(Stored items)
==============================
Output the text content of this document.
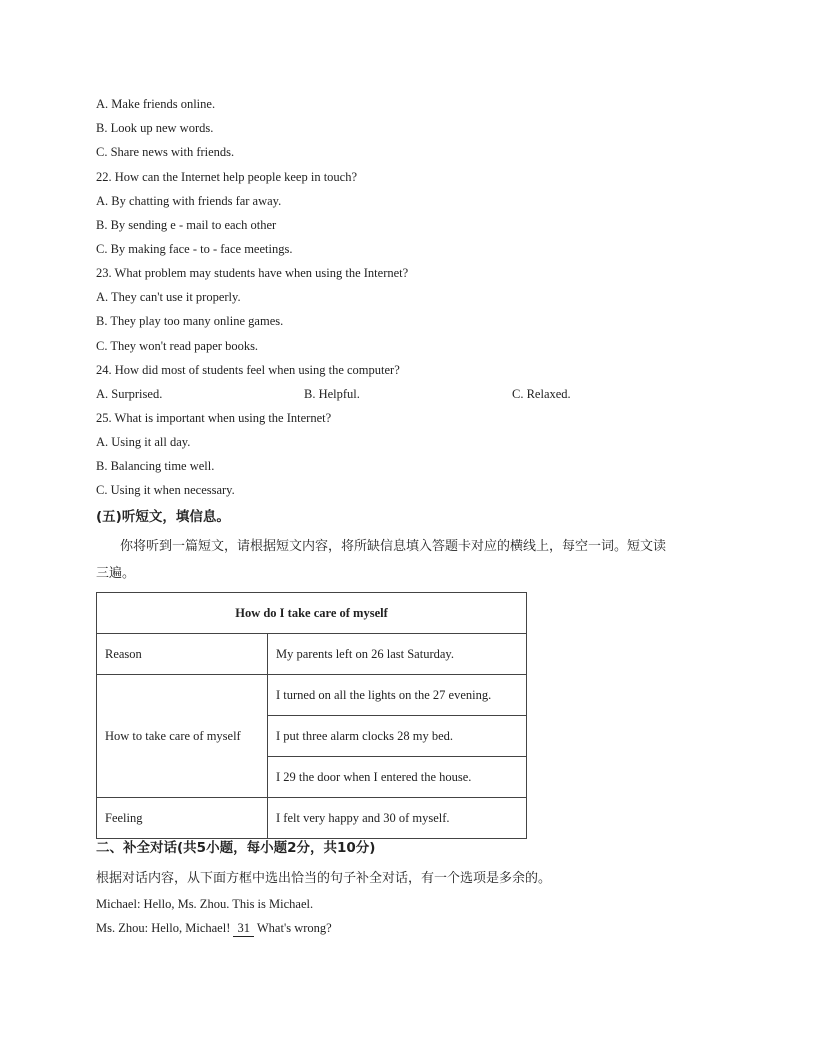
A. Make friends online.
B. Look up new words.
C. Share news with friends.
22. How can the Internet help people keep in touch?
A. By chatting with friends far away.
B. By sending e - mail to each other
C. By making face - to - face meetings.
23. What problem may students have when using the Internet?
A. They can't use it properly.
B. They play too many online games.
C. They won't read paper books.
24. How did most of students feel when using the computer?
A. Surprised.	B. Helpful.	C. Relaxed.
25. What is important when using the Internet?
A. Using it all day.
B. Balancing time well.
C. Using it when necessary.
(五)听短文，填信息。
你将听到一篇短文，请根据短文内容，将所缺信息填入答题卡对应的横线上，每空一词。短文读
三遍。
How do I take care of myself	
Reason	My parents left on 26 last Saturday.
How to take care of myself	I turned on all the lights on the 27 evening.
	I put three alarm clocks 28 my bed.
	I 29 the door when I entered the house.
Feeling	I felt very happy and 30 of myself.
二、补全对话(共5小题，每小题2分，共10分)
根据对话内容，从下面方框中选出恰当的句子补全对话，有一个选项是多余的。
Michael: Hello, Ms. Zhou. This is Michael.
Ms. Zhou: Hello, Michael! 31 What's wrong?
==============================
## Task objective:
Pictures are excluded; copy all other data exactly as shown.

## Finished exercise:
Output the text content of this document.
A. Make friends online.
B. Look up new words.
C. Share news with friends.
22. How can the Internet help people keep in touch?
A. By chatting with friends far away.
B. By sending e - mail to each other
C. By making face - to - face meetings.
23. What problem may students have when using the Internet?
A. They can't use it properly.
B. They play too many online games.
C. They won't read paper books.
24. How did most of students feel when using the computer?
A. Surprised.	B. Helpful.	C. Relaxed.
25. What is important when using the Internet?
A. Using it all day.
B. Balancing time well.
C. Using it when necessary.
(五)听短文，填信息。
你将听到一篇短文，请根据短文内容，将所缺信息填入答题卡对应的横线上，每空一词。短文读
三遍。
How do I take care of myself	
Reason	My parents left on 26 last Saturday.
How to take care of myself	I turned on all the lights on the 27 evening.
	I put three alarm clocks 28 my bed.
	I 29 the door when I entered the house.
Feeling	I felt very happy and 30 of myself.
二、补全对话(共5小题，每小题2分，共10分)
根据对话内容，从下面方框中选出恰当的句子补全对话，有一个选项是多余的。
Michael: Hello, Ms. Zhou. This is Michael.
Ms. Zhou: Hello, Michael! 31 What's wrong?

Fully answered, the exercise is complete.